§ WRITTEN REQUEST
Give the lines of the entries below as a JSON list of strings, one string per line and no blank lines, from the start of the entries through the line containing "The end tooth 113 is at (302, 295).", both ends included. Omit the pictures from the list.

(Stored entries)

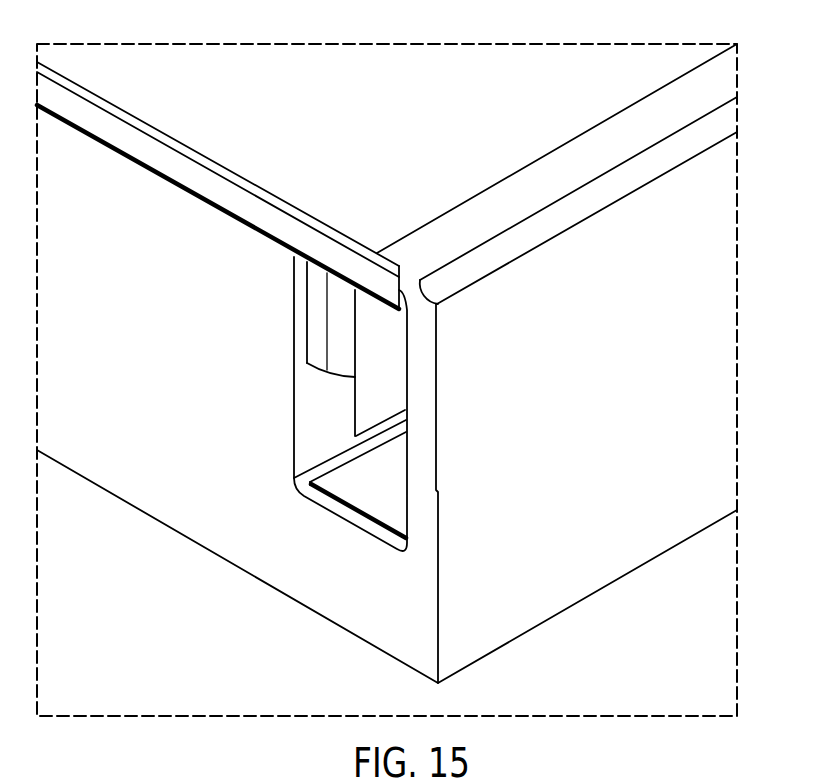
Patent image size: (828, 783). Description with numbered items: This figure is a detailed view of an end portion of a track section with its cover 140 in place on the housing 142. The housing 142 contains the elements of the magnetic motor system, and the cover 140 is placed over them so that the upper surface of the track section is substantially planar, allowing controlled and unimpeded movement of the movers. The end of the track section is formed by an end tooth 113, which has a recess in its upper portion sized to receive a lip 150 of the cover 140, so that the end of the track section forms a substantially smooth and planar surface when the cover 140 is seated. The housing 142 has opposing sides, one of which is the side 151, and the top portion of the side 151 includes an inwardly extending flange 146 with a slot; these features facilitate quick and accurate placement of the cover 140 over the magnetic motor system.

The end tooth 113 is at (302, 295).
The cover 140 is at (409, 137).
The housing 142 is at (583, 565).
The inwardly extending flange 146 is at (401, 251).
The lip 150 is at (378, 290).
The side 151 is at (421, 468).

§ WRITTEN REPLY
[
  "Patent image size: (828, 783). Description with numbered items: This figure is a detailed view of an end portion of a track section with its cover 140 in place on the housing 142. The housing 142 contains the elements of the magnetic motor system, and the cover 140 is placed over them so that the upper surface of the track section is substantially planar, allowing controlled and unimpeded movement of the movers. The end of the track section is formed by an end tooth 113, which has a recess in its upper portion sized to receive a lip 150 of the cover 140, so that the end of the track section forms a substantially smooth and planar surface when the cover 140 is seated. The housing 142 has opposing sides, one of which is the side 151, and the top portion of the side 151 includes an inwardly extending flange 146 with a slot; these features facilitate quick and accurate placement of the cover 140 over the magnetic motor system.",
  "The end tooth 113 is at (302, 295)."
]